### Texto extraído ###
Y al tiempo que nos asustan (ya que donde quiera que doblen las campanas, doblan por ti), resulta inevitable que nos traigan un hálito de esperanza, sobre todo por el distanciamiento más bien cínico con que nos vemos a nosotros mismos valorando las actitudes de esos fanáticos chavistas, idiotizados instrumentos del poder, mientras concluimos que una situación semejante ya no es posible en Cuba, como no sea a través de algún poco serio montaje politiquero.
De pronto, y casi sin darnos cuenta, nos reconocemos regresando del infierno, no por haberlo dejado atrás materialmente, puesto que aún nos debatimos entre sus llamas -y solo el diablo sabe por cuánto tiempo más-, pero sí a partir de la certidumbre de que ya no lo hacemos a gusto, ni engañados, ni por energúmena elección, como parecen hacerlo los chavistas que nos muestra la televisión.
Es increíble la vulnerabilidad que padecen las personas ante el riesgo siempre latente de la involución. Tardamos cientos de miles de años para evolucionar. Sin embargo, basta un decenio, poco más o menos, para que las malévolas influencias caudillistas y mesiánicas nos retrotraigan de vuelta al fondo de la incivilidad.
Ya nos habían advertido, desde Platón hasta Freud, que la estructura de base de todo ser humano no es la razón, sino la emoción. Somos, en principio, hijos de los efluvios apasionados, y en ello se afinca la mangoneadora influencia de los líderes.
Lo que nos faltaba por conocer, incluso mediante la experiencia del horroroso cuadro que aún sufrimos en Cuba, es este auténtico horror que sentimos al pensar en el futuro más próximo de los venezolanos, náufragos sin costas de una revolución que, para mal de males, tiene por líder a la sombra de un fantasma.
### Datos proporcionados ###
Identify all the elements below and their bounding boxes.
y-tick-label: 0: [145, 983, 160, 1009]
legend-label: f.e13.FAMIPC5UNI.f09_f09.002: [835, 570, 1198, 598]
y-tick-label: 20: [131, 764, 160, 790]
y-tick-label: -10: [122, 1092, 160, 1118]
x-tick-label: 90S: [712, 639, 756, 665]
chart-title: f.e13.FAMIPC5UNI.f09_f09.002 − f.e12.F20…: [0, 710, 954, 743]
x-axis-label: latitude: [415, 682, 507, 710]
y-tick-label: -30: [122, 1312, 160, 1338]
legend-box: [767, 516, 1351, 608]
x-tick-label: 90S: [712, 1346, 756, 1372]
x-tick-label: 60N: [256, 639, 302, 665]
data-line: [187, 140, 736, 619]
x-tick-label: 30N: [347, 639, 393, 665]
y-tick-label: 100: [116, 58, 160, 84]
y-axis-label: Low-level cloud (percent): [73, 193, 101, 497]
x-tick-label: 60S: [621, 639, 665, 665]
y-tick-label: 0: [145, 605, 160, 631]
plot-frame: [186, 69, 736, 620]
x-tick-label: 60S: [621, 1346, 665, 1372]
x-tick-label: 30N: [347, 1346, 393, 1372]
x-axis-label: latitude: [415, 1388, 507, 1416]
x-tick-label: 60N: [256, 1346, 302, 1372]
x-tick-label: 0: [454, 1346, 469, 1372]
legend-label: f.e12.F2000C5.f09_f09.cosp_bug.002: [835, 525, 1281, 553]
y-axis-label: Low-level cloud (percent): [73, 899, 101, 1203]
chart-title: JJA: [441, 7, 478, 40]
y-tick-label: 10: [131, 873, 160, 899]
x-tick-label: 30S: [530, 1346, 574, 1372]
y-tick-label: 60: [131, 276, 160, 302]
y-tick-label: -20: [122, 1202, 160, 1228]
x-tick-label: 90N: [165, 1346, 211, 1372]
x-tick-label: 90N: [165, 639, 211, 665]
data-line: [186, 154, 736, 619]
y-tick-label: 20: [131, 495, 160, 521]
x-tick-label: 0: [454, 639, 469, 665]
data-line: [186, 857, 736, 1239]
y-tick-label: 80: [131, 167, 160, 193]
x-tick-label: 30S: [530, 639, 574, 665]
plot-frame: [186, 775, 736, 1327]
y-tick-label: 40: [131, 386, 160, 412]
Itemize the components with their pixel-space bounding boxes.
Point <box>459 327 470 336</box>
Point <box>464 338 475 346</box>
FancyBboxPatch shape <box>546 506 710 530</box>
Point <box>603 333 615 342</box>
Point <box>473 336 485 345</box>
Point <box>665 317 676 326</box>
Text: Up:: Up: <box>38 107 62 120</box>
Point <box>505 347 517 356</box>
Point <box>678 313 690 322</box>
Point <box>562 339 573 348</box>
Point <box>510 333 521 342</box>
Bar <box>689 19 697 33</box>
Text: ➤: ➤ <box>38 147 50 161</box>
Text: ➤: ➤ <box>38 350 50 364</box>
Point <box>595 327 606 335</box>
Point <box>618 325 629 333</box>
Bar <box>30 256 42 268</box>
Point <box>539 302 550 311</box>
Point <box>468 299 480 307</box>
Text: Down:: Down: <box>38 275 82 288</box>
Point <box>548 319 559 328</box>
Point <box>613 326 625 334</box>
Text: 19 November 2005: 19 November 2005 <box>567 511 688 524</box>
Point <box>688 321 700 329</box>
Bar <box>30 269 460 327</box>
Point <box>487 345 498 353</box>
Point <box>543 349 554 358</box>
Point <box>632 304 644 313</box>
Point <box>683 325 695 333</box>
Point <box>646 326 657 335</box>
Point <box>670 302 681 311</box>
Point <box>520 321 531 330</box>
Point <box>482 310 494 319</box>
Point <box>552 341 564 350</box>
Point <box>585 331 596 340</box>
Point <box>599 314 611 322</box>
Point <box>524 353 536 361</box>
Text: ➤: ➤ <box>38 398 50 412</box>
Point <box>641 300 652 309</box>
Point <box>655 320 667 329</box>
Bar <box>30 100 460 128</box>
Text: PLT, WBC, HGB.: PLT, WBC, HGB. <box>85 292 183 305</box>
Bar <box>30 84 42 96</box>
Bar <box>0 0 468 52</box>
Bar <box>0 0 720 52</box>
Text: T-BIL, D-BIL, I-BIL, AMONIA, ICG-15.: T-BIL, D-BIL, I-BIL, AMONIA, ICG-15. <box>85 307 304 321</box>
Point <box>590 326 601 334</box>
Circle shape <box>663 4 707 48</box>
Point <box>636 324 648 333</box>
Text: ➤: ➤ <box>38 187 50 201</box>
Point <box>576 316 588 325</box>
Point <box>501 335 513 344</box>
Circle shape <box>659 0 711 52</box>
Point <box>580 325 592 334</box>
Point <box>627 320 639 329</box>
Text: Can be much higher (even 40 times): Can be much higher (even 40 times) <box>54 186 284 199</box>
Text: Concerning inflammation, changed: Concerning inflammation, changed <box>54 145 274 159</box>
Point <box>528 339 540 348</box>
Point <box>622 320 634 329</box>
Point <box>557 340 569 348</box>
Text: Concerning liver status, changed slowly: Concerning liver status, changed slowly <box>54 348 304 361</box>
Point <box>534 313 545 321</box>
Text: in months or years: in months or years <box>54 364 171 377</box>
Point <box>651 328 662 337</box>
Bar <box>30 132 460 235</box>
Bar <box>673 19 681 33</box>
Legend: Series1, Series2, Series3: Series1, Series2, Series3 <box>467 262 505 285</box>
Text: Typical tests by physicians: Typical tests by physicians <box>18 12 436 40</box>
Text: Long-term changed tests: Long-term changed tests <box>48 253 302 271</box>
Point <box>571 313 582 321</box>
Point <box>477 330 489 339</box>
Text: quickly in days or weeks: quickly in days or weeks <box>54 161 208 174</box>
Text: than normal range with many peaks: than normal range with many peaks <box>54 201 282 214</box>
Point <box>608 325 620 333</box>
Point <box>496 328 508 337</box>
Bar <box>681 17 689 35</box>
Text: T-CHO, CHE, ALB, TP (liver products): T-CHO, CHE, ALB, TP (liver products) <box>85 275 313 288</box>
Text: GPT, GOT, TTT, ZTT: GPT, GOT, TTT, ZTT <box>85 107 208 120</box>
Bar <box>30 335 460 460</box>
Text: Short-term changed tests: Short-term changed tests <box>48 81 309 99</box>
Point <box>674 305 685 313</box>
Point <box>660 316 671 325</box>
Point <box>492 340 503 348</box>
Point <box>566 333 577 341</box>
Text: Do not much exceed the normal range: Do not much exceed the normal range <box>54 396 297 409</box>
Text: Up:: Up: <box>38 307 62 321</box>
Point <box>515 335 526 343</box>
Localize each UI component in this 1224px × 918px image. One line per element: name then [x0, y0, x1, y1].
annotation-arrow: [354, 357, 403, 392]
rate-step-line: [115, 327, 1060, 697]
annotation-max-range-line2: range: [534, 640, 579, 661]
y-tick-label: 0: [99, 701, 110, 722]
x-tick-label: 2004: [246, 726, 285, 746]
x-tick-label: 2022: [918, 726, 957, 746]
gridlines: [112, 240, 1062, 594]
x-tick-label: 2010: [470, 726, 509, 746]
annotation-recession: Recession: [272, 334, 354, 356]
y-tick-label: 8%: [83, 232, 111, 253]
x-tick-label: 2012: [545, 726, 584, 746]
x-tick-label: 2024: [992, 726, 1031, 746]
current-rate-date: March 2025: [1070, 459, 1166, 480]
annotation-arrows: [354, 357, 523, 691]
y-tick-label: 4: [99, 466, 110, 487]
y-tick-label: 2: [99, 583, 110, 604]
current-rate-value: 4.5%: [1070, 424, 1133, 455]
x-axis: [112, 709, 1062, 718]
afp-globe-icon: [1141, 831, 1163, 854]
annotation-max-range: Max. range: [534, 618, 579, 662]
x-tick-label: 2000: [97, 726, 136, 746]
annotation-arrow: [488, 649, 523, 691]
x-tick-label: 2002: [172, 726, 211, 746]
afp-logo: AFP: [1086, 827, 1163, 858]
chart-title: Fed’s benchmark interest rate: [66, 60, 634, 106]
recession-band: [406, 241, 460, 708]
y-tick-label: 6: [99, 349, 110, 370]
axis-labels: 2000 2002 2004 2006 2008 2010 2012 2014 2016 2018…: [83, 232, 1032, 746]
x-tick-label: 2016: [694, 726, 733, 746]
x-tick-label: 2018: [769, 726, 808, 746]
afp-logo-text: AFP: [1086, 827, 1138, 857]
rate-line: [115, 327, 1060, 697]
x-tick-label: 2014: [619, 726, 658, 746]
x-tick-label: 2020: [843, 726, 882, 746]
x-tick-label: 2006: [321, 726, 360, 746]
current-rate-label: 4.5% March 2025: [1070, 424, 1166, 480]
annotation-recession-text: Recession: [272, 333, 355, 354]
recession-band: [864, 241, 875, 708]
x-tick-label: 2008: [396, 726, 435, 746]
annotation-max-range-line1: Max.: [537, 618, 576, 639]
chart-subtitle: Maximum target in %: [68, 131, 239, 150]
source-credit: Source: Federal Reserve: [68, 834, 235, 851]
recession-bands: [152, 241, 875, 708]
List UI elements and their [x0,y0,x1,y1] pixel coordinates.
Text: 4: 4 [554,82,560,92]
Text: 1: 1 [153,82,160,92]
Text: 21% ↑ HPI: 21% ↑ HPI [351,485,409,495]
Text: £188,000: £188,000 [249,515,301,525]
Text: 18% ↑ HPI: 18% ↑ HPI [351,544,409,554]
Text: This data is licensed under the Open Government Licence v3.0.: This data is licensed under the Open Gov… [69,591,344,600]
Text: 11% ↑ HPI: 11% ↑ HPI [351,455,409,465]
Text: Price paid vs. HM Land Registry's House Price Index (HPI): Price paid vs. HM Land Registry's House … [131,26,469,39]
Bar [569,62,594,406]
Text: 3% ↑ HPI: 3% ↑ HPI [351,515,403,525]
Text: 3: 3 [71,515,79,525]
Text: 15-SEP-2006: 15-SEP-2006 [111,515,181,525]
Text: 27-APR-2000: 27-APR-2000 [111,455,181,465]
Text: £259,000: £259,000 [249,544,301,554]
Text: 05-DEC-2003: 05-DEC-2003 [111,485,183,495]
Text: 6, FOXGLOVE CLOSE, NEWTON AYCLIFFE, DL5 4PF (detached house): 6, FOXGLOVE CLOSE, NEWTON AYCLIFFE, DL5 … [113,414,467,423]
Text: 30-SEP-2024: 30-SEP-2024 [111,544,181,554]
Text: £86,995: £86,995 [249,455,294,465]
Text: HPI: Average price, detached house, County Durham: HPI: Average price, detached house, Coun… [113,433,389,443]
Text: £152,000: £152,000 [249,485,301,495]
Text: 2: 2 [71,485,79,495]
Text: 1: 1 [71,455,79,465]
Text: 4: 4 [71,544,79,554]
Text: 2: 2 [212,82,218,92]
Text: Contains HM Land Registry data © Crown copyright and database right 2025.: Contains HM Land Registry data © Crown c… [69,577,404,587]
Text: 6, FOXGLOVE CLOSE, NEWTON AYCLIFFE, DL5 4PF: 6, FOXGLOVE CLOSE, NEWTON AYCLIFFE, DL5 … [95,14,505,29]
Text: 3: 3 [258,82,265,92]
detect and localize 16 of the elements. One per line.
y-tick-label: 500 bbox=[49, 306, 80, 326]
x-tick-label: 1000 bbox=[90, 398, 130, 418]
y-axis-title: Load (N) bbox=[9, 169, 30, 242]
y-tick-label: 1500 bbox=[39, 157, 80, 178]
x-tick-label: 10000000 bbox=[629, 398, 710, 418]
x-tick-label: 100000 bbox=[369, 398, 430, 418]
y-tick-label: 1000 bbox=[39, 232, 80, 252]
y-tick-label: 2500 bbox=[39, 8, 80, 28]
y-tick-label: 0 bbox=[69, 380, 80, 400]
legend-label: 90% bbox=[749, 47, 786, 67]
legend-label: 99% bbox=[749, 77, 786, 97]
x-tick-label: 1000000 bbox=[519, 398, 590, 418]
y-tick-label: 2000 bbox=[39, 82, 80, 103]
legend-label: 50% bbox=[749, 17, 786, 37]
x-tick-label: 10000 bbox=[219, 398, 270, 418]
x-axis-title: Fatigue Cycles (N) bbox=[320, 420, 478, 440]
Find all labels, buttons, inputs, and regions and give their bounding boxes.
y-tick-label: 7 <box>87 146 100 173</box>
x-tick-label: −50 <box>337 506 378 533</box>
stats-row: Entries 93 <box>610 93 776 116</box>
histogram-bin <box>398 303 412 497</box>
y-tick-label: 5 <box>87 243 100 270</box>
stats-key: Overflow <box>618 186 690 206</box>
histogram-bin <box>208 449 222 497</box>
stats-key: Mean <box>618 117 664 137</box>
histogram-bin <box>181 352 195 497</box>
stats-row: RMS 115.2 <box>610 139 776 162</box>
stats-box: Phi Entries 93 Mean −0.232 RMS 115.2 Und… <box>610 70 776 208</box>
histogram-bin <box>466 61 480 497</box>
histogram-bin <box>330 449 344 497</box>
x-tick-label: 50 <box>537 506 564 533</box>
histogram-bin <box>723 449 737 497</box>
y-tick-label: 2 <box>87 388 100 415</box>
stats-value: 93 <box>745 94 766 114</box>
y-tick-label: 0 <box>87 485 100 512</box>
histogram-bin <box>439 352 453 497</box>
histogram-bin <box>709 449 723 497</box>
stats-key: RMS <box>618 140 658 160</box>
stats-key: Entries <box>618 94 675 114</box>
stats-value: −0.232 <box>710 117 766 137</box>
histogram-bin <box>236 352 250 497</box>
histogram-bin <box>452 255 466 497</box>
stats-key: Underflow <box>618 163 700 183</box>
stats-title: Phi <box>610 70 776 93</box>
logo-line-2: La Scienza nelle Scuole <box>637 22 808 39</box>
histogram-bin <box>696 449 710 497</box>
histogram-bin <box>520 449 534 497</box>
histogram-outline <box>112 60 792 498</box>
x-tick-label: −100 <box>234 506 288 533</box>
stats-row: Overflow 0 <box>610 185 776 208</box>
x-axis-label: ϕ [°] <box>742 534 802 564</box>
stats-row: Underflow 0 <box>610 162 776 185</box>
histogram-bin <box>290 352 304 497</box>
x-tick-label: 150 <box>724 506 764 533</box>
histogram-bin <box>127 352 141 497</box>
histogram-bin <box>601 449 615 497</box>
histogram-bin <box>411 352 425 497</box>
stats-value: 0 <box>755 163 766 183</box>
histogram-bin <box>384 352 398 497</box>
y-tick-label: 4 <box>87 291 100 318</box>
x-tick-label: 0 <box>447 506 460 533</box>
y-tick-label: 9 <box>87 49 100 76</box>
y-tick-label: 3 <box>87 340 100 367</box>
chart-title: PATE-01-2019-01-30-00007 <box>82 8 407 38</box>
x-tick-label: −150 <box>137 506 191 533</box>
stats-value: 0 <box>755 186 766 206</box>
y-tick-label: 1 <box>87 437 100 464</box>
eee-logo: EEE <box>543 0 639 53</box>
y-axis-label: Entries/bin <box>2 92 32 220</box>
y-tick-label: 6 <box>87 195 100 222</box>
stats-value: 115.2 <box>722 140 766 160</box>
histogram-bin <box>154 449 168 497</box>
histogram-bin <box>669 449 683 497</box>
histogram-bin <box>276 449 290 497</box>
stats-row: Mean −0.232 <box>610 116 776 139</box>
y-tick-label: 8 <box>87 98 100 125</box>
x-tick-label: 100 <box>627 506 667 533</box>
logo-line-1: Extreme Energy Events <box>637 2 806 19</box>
###
Ejercicio propuesto 1> Según el texto sobre Cuba y Venezuela, ¿cuál es la estructura de base de todo ser humano, de acuerdo con lo que advirtieron desde Platón hasta Freud?
Ejercicio propuesto 2> Reproduce sin cambios las filas, desde la primera hasta la que contiene "plot-frame: [186, 69, 736, 620]", ambas incluidas.
El texto sobre Cuba y Venezuela y las filas son materiales independientes entre sí.

Respuesta redactada 1> La emoción, no la razón.

Respuesta redactada 2>
Identify all the elements below and their bounding boxes.
y-tick-label: 0: [145, 983, 160, 1009]
legend-label: f.e13.FAMIPC5UNI.f09_f09.002: [835, 570, 1198, 598]
y-tick-label: 20: [131, 764, 160, 790]
y-tick-label: -10: [122, 1092, 160, 1118]
x-tick-label: 90S: [712, 639, 756, 665]
chart-title: f.e13.FAMIPC5UNI.f09_f09.002 − f.e12.F20…: [0, 710, 954, 743]
x-axis-label: latitude: [415, 682, 507, 710]
y-tick-label: -30: [122, 1312, 160, 1338]
legend-box: [767, 516, 1351, 608]
x-tick-label: 90S: [712, 1346, 756, 1372]
x-tick-label: 60N: [256, 639, 302, 665]
data-line: [187, 140, 736, 619]
x-tick-label: 30N: [347, 639, 393, 665]
y-tick-label: 100: [116, 58, 160, 84]
y-axis-label: Low-level cloud (percent): [73, 193, 101, 497]
x-tick-label: 60S: [621, 639, 665, 665]
y-tick-label: 0: [145, 605, 160, 631]
plot-frame: [186, 69, 736, 620]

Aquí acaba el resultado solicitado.